DATASET EXTRACT.
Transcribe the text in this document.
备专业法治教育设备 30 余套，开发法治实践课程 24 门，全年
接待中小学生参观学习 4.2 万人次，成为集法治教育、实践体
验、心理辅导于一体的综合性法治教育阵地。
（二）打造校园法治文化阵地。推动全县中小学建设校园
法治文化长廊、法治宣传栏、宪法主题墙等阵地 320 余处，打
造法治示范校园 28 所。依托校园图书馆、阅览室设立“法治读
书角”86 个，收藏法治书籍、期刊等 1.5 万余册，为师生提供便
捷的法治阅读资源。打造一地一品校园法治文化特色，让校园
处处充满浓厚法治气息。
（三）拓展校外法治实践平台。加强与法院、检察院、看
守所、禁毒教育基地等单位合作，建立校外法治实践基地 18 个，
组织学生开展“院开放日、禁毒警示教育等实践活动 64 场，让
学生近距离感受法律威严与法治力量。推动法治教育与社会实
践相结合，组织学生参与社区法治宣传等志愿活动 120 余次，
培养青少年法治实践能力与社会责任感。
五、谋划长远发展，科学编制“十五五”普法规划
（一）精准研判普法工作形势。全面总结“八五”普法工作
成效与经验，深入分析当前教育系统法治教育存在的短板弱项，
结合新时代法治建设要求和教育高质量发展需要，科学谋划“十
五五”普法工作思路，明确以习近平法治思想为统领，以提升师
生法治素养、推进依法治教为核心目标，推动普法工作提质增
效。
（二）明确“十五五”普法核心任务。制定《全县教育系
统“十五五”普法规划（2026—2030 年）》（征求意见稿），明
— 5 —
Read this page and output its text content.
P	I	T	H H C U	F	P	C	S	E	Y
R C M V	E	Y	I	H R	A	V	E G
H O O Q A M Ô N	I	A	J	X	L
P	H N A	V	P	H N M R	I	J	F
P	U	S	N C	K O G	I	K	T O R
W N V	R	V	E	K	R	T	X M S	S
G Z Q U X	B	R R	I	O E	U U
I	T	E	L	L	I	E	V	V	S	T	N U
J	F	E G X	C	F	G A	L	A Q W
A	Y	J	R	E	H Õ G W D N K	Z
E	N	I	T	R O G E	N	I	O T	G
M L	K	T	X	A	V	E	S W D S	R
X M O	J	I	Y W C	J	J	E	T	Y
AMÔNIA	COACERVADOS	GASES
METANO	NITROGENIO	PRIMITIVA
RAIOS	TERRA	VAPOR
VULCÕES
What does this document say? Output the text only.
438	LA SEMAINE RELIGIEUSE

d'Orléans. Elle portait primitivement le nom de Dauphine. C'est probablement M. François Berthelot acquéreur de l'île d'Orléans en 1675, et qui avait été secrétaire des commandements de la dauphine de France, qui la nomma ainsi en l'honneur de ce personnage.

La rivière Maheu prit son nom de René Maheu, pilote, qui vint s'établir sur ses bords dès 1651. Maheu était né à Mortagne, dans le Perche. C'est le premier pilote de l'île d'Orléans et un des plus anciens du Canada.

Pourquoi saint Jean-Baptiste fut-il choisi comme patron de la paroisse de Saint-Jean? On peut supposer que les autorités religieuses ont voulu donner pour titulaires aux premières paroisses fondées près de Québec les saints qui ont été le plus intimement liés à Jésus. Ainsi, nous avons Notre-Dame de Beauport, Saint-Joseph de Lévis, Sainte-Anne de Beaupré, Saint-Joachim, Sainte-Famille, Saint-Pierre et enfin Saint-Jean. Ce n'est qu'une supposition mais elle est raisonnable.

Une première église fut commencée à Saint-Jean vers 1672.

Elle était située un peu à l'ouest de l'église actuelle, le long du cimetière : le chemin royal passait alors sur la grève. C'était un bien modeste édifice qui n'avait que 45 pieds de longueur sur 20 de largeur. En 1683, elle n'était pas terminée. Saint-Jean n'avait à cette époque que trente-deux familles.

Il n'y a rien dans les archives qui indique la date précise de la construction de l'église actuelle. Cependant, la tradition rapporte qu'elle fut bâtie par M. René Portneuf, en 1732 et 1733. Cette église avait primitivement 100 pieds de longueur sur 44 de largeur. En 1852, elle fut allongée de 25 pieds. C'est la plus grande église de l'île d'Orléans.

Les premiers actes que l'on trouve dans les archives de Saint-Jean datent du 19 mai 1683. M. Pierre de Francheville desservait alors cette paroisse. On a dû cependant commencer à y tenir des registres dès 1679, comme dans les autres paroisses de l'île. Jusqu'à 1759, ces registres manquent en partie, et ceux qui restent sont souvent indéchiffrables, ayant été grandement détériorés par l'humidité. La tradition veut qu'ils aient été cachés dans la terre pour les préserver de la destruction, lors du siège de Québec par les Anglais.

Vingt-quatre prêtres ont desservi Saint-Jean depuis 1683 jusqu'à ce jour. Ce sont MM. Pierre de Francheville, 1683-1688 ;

WORK REQUIRED. All lines holding the word "alors" should be picked out and copied.

FULL ANSWER.
Elle était située un peu à l'ouest de l'église actuelle, le long du cimetière : le chemin royal passait alors sur la grève. C'était un bien modeste édifice qui n'avait que 45 pieds de longueur sur 20 de largeur. En 1683, elle n'était pas terminée. Saint-Jean n'avait à cette époque que trente-deux familles.
Les premiers actes que l'on trouve dans les archives de Saint-Jean datent du 19 mai 1683. M. Pierre de Francheville desservait alors cette paroisse. On a dû cependant commencer à y tenir des registres dès 1679, comme dans les autres paroisses de l'île. Jusqu'à 1759, ces registres manquent en partie, et ceux qui restent sont souvent indéchiffrables, ayant été grandement détériorés par l'humidité. La tradition veut qu'ils aient été cachés dans la terre pour les préserver de la destruction, lors du siège de Québec par les Anglais.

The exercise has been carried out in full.